[GIVEN DATA start]
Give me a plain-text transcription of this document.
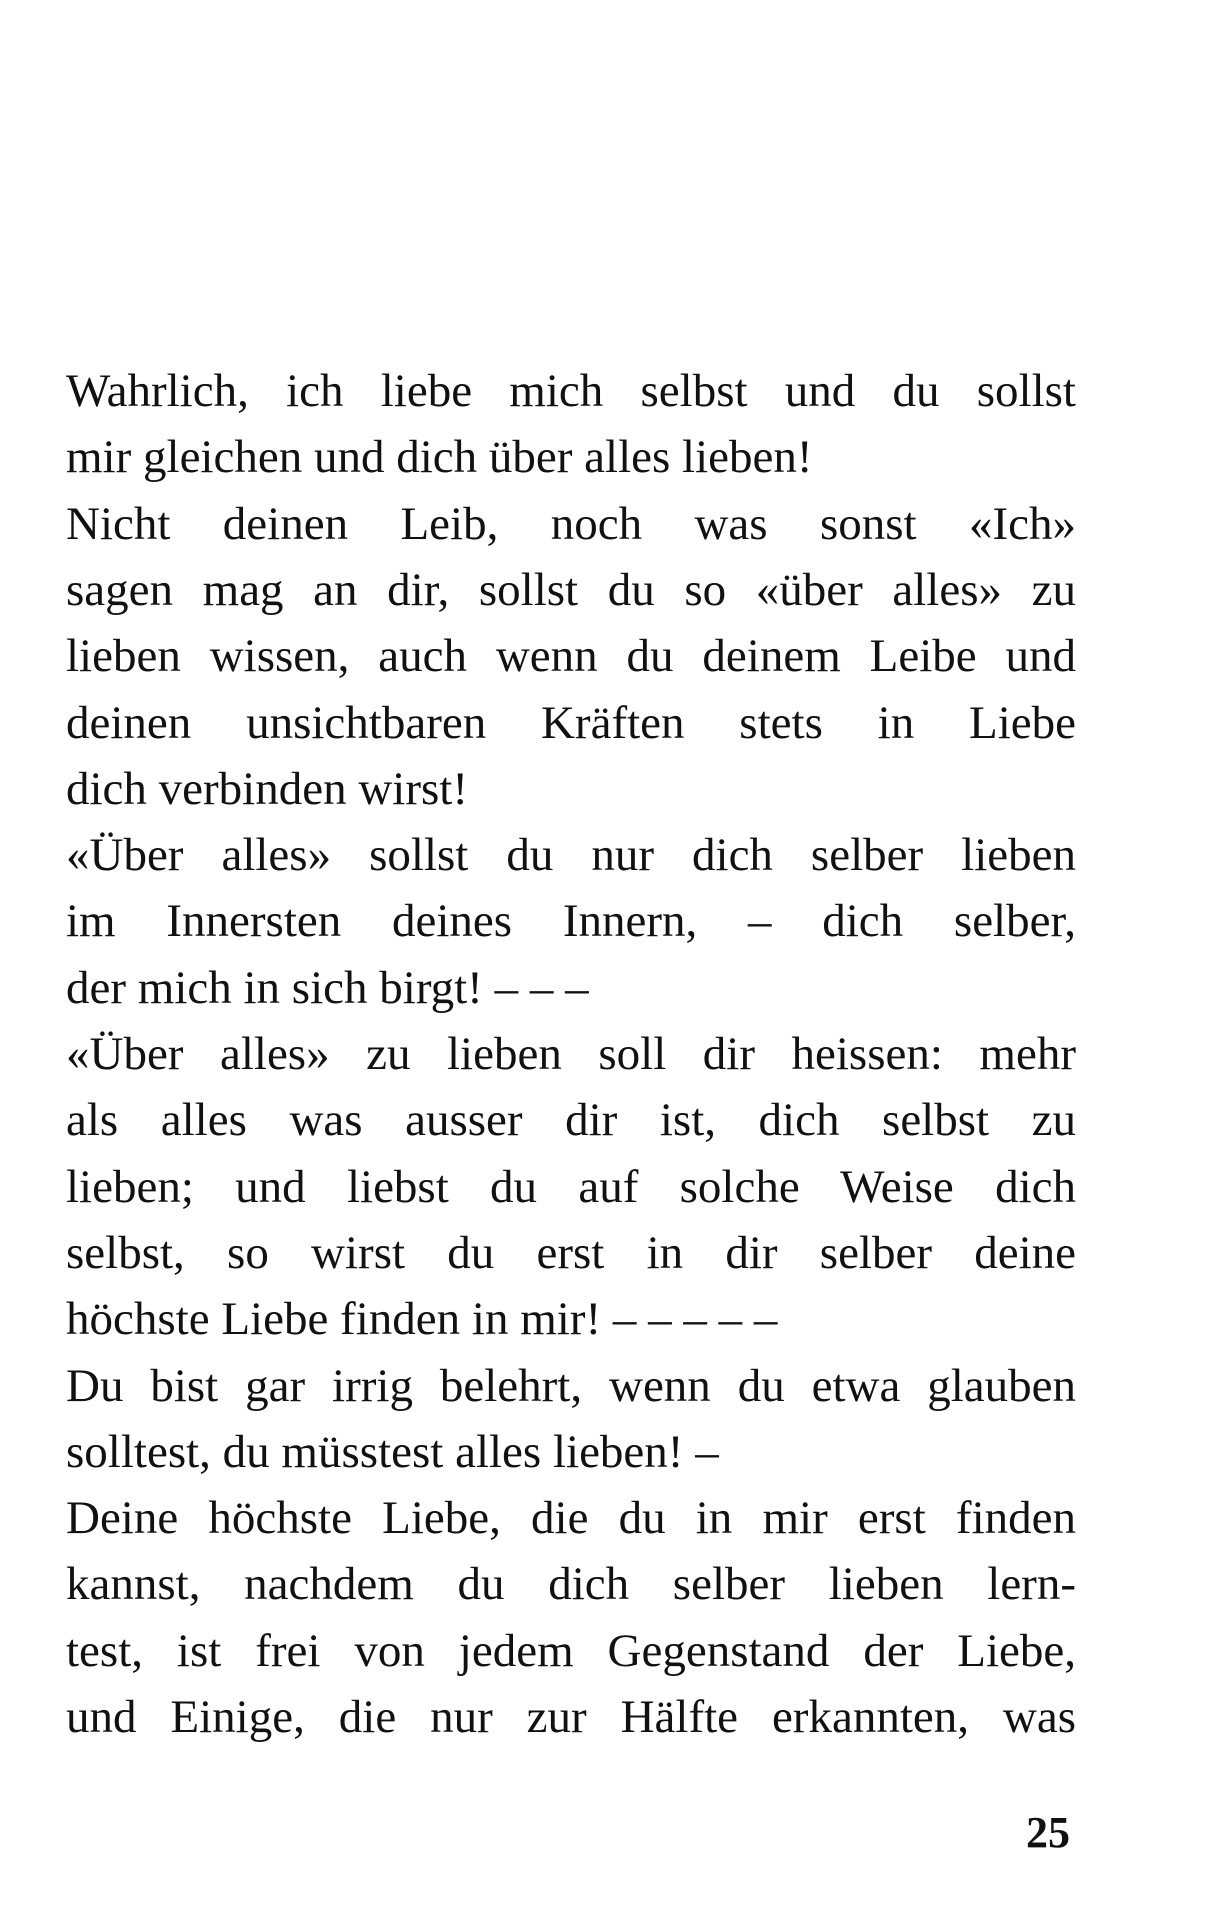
Wahrlich, ich liebe mich selbst und du sollst
mir gleichen und dich über alles lieben!
Nicht deinen Leib, noch was sonst «Ich»
sagen mag an dir, sollst du so «über alles» zu
lieben wissen, auch wenn du deinem Leibe und
deinen unsichtbaren Kräften stets in Liebe
dich verbinden wirst!
«Über alles» sollst du nur dich selber lieben
im Innersten deines Innern, – dich selber,
der mich in sich birgt! – – –
«Über alles» zu lieben soll dir heissen: mehr
als alles was ausser dir ist, dich selbst zu
lieben; und liebst du auf solche Weise dich
selbst, so wirst du erst in dir selber deine
höchste Liebe finden in mir! – – – – –
Du bist gar irrig belehrt, wenn du etwa glauben
solltest, du müsstest alles lieben! –
Deine höchste Liebe, die du in mir erst finden
kannst, nachdem du dich selber lieben lern-
test, ist frei von jedem Gegenstand der Liebe,
und Einige, die nur zur Hälfte erkannten, was
25
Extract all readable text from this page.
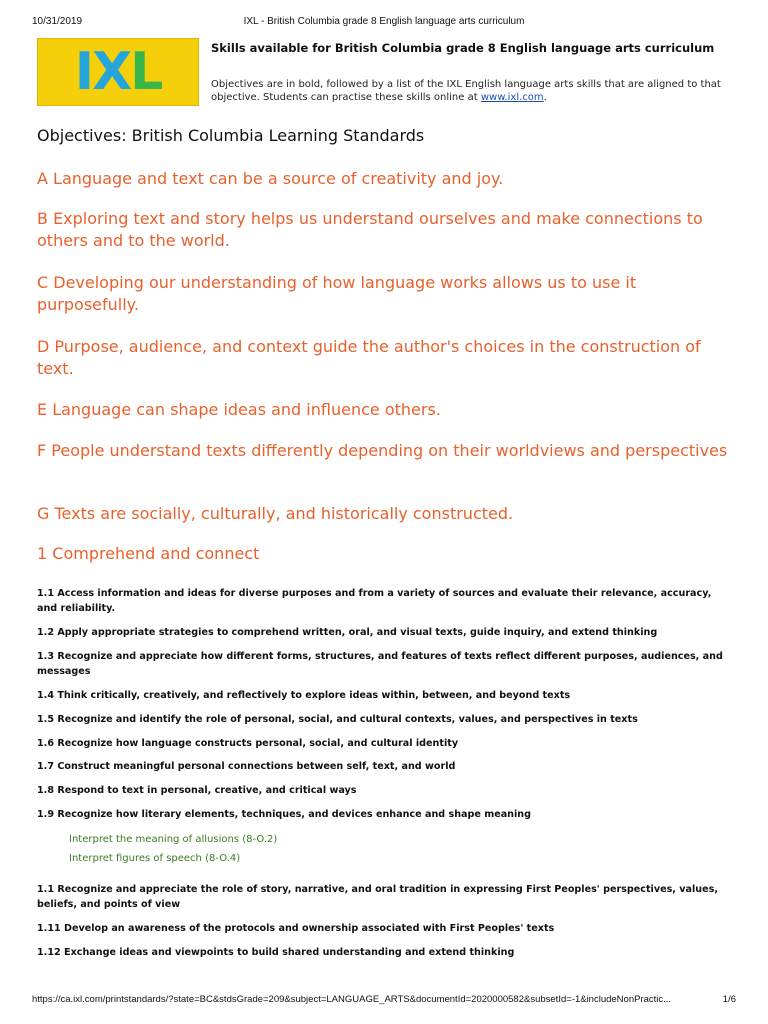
10/31/2019	IXL - British Columbia grade 8 English language arts curriculum
IXL	Skills available for British Columbia grade 8 English language arts curriculum
Objectives are in bold, followed by a list of the IXL English language arts skills that are aligned to that objective. Students can practise these skills online at www.ixl.com.
Objectives: British Columbia Learning Standards

A Language and text can be a source of creativity and joy.

B Exploring text and story helps us understand ourselves and make connections to others and to the world.

C Developing our understanding of how language works allows us to use it purposefully.

D Purpose, audience, and context guide the author's choices in the construction of text.

E Language can shape ideas and influence others.

F People understand texts differently depending on their worldviews and perspectives

G Texts are socially, culturally, and historically constructed.

1 Comprehend and connect
1.1 Access information and ideas for diverse purposes and from a variety of sources and evaluate their relevance, accuracy, and reliability.
1.2 Apply appropriate strategies to comprehend written, oral, and visual texts, guide inquiry, and extend thinking
1.3 Recognize and appreciate how different forms, structures, and features of texts reflect different purposes, audiences, and messages
1.4 Think critically, creatively, and reflectively to explore ideas within, between, and beyond texts
1.5 Recognize and identify the role of personal, social, and cultural contexts, values, and perspectives in texts
1.6 Recognize how language constructs personal, social, and cultural identity
1.7 Construct meaningful personal connections between self, text, and world
1.8 Respond to text in personal, creative, and critical ways
1.9 Recognize how literary elements, techniques, and devices enhance and shape meaning
1.1 Recognize and appreciate the role of story, narrative, and oral tradition in expressing First Peoples' perspectives, values, beliefs, and points of view
1.11 Develop an awareness of the protocols and ownership associated with First Peoples' texts
1.12 Exchange ideas and viewpoints to build shared understanding and extend thinking
Interpret the meaning of allusions (8-O.2)
Interpret figures of speech (8-O.4)
https://ca.ixl.com/printstandards/?state=BC&stdsGrade=209&subject=LANGUAGE_ARTS&documentId=2020000582&subsetId=-1&includeNonPractic...	1/6
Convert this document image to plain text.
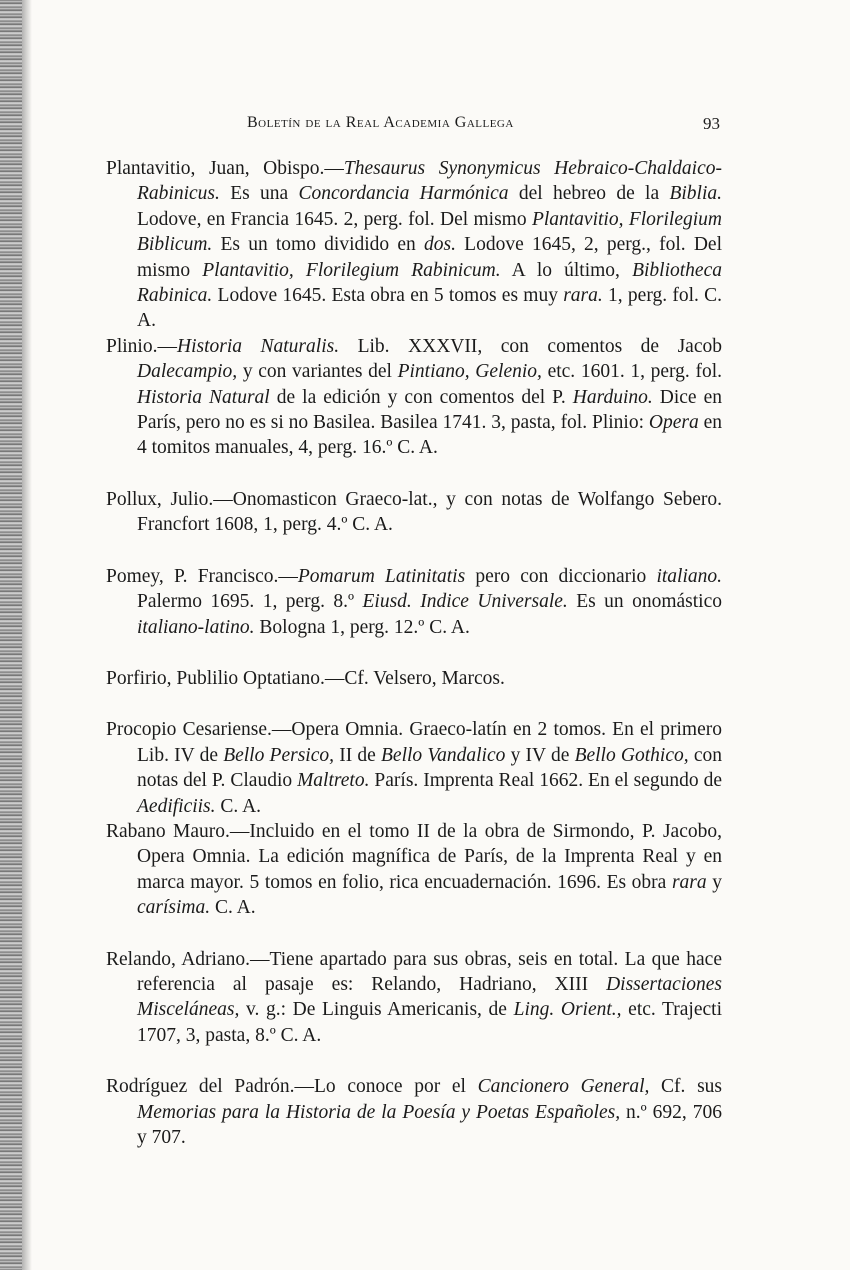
Boletín de la Real Academia Gallega	93

Plantavitio, Juan, Obispo.—Thesaurus Synonymicus Hebraico-Chaldaico-Rabinicus. Es una Concordancia Harmónica del hebreo de la Biblia. Lodove, en Francia 1645. 2, perg. fol. Del mismo Plantavitio, Florilegium Biblicum. Es un tomo dividido en dos. Lodove 1645, 2, perg., fol. Del mismo Plantavitio, Florilegium Rabinicum. A lo último, Bibliotheca Rabinica. Lodove 1645. Esta obra en 5 tomos es muy rara. 1, perg. fol. C. A.

Plinio.—Historia Naturalis. Lib. XXXVII, con comentos de Jacob Dalecampio, y con variantes del Pintiano, Gelenio, etc. 1601. 1, perg. fol. Historia Natural de la edición y con comentos del P. Harduino. Dice en París, pero no es si no Basilea. Basilea 1741. 3, pasta, fol. Plinio: Opera en 4 tomitos manuales, 4, perg. 16.º C. A.

Pollux, Julio.—Onomasticon Graeco-lat., y con notas de Wolfango Sebero. Francfort 1608, 1, perg. 4.º C. A.

Pomey, P. Francisco.—Pomarum Latinitatis pero con diccionario italiano. Palermo 1695. 1, perg. 8.º Eiusd. Indice Universale. Es un onomástico italiano-latino. Bologna 1, perg. 12.º C. A.

Porfirio, Publilio Optatiano.—Cf. Velsero, Marcos.

Procopio Cesariense.—Opera Omnia. Graeco-latín en 2 tomos. En el primero Lib. IV de Bello Persico, II de Bello Vandalico y IV de Bello Gothico, con notas del P. Claudio Maltreto. París. Imprenta Real 1662. En el segundo de Aedificiis. C. A.

Rabano Mauro.—Incluido en el tomo II de la obra de Sirmondo, P. Jacobo, Opera Omnia. La edición magnífica de París, de la Imprenta Real y en marca mayor. 5 tomos en folio, rica encuadernación. 1696. Es obra rara y carísima. C. A.

Relando, Adriano.—Tiene apartado para sus obras, seis en total. La que hace referencia al pasaje es: Relando, Hadriano, XIII Dissertaciones Misceláneas, v. g.: De Linguis Americanis, de Ling. Orient., etc. Trajecti 1707, 3, pasta, 8.º C. A.

Rodríguez del Padrón.—Lo conoce por el Cancionero General, Cf. sus Memorias para la Historia de la Poesía y Poetas Españoles, n.º 692, 706 y 707.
[GIVEN DATA end]
▶ [PROBLEM TO SOLVE] Output every entry exactly as given; pictures are not part of the copy.

▶ [THE RESULT]
Give me a plain-text transcription of this document.
Wahrlich, ich liebe mich selbst und du sollst
mir gleichen und dich über alles lieben!
Nicht deinen Leib, noch was sonst «Ich»
sagen mag an dir, sollst du so «über alles» zu
lieben wissen, auch wenn du deinem Leibe und
deinen unsichtbaren Kräften stets in Liebe
dich verbinden wirst!
«Über alles» sollst du nur dich selber lieben
im Innersten deines Innern, – dich selber,
der mich in sich birgt! – – –
«Über alles» zu lieben soll dir heissen: mehr
als alles was ausser dir ist, dich selbst zu
lieben; und liebst du auf solche Weise dich
selbst, so wirst du erst in dir selber deine
höchste Liebe finden in mir! – – – – –
Du bist gar irrig belehrt, wenn du etwa glauben
solltest, du müsstest alles lieben! –
Deine höchste Liebe, die du in mir erst finden
kannst, nachdem du dich selber lieben lern-
test, ist frei von jedem Gegenstand der Liebe,
und Einige, die nur zur Hälfte erkannten, was
25
Extract all readable text from this page.
10/31/2019	IXL - British Columbia grade 8 English language arts curriculum
IXL	Skills available for British Columbia grade 8 English language arts curriculum
Objectives are in bold, followed by a list of the IXL English language arts skills that are aligned to that objective. Students can practise these skills online at www.ixl.com.
Objectives: British Columbia Learning Standards

A Language and text can be a source of creativity and joy.

B Exploring text and story helps us understand ourselves and make connections to others and to the world.

C Developing our understanding of how language works allows us to use it purposefully.

D Purpose, audience, and context guide the author's choices in the construction of text.

E Language can shape ideas and influence others.

F People understand texts differently depending on their worldviews and perspectives

G Texts are socially, culturally, and historically constructed.

1 Comprehend and connect
1.1 Access information and ideas for diverse purposes and from a variety of sources and evaluate their relevance, accuracy, and reliability.
1.2 Apply appropriate strategies to comprehend written, oral, and visual texts, guide inquiry, and extend thinking
1.3 Recognize and appreciate how different forms, structures, and features of texts reflect different purposes, audiences, and messages
1.4 Think critically, creatively, and reflectively to explore ideas within, between, and beyond texts
1.5 Recognize and identify the role of personal, social, and cultural contexts, values, and perspectives in texts
1.6 Recognize how language constructs personal, social, and cultural identity
1.7 Construct meaningful personal connections between self, text, and world
1.8 Respond to text in personal, creative, and critical ways
1.9 Recognize how literary elements, techniques, and devices enhance and shape meaning
1.1 Recognize and appreciate the role of story, narrative, and oral tradition in expressing First Peoples' perspectives, values, beliefs, and points of view
1.11 Develop an awareness of the protocols and ownership associated with First Peoples' texts
1.12 Exchange ideas and viewpoints to build shared understanding and extend thinking
Interpret the meaning of allusions (8-O.2)
Interpret figures of speech (8-O.4)
https://ca.ixl.com/printstandards/?state=BC&stdsGrade=209&subject=LANGUAGE_ARTS&documentId=2020000582&subsetId=-1&includeNonPractic...	1/6
Convert this document image to plain text.
Boletín de la Real Academia Gallega	93

Plantavitio, Juan, Obispo.—Thesaurus Synonymicus Hebraico-Chaldaico-Rabinicus. Es una Concordancia Harmónica del hebreo de la Biblia. Lodove, en Francia 1645. 2, perg. fol. Del mismo Plantavitio, Florilegium Biblicum. Es un tomo dividido en dos. Lodove 1645, 2, perg., fol. Del mismo Plantavitio, Florilegium Rabinicum. A lo último, Bibliotheca Rabinica. Lodove 1645. Esta obra en 5 tomos es muy rara. 1, perg. fol. C. A.

Plinio.—Historia Naturalis. Lib. XXXVII, con comentos de Jacob Dalecampio, y con variantes del Pintiano, Gelenio, etc. 1601. 1, perg. fol. Historia Natural de la edición y con comentos del P. Harduino. Dice en París, pero no es si no Basilea. Basilea 1741. 3, pasta, fol. Plinio: Opera en 4 tomitos manuales, 4, perg. 16.º C. A.

Pollux, Julio.—Onomasticon Graeco-lat., y con notas de Wolfango Sebero. Francfort 1608, 1, perg. 4.º C. A.

Pomey, P. Francisco.—Pomarum Latinitatis pero con diccionario italiano. Palermo 1695. 1, perg. 8.º Eiusd. Indice Universale. Es un onomástico italiano-latino. Bologna 1, perg. 12.º C. A.

Porfirio, Publilio Optatiano.—Cf. Velsero, Marcos.

Procopio Cesariense.—Opera Omnia. Graeco-latín en 2 tomos. En el primero Lib. IV de Bello Persico, II de Bello Vandalico y IV de Bello Gothico, con notas del P. Claudio Maltreto. París. Imprenta Real 1662. En el segundo de Aedificiis. C. A.

Rabano Mauro.—Incluido en el tomo II de la obra de Sirmondo, P. Jacobo, Opera Omnia. La edición magnífica de París, de la Imprenta Real y en marca mayor. 5 tomos en folio, rica encuadernación. 1696. Es obra rara y carísima. C. A.

Relando, Adriano.—Tiene apartado para sus obras, seis en total. La que hace referencia al pasaje es: Relando, Hadriano, XIII Dissertaciones Misceláneas, v. g.: De Linguis Americanis, de Ling. Orient., etc. Trajecti 1707, 3, pasta, 8.º C. A.

Rodríguez del Padrón.—Lo conoce por el Cancionero General, Cf. sus Memorias para la Historia de la Poesía y Poetas Españoles, n.º 692, 706 y 707.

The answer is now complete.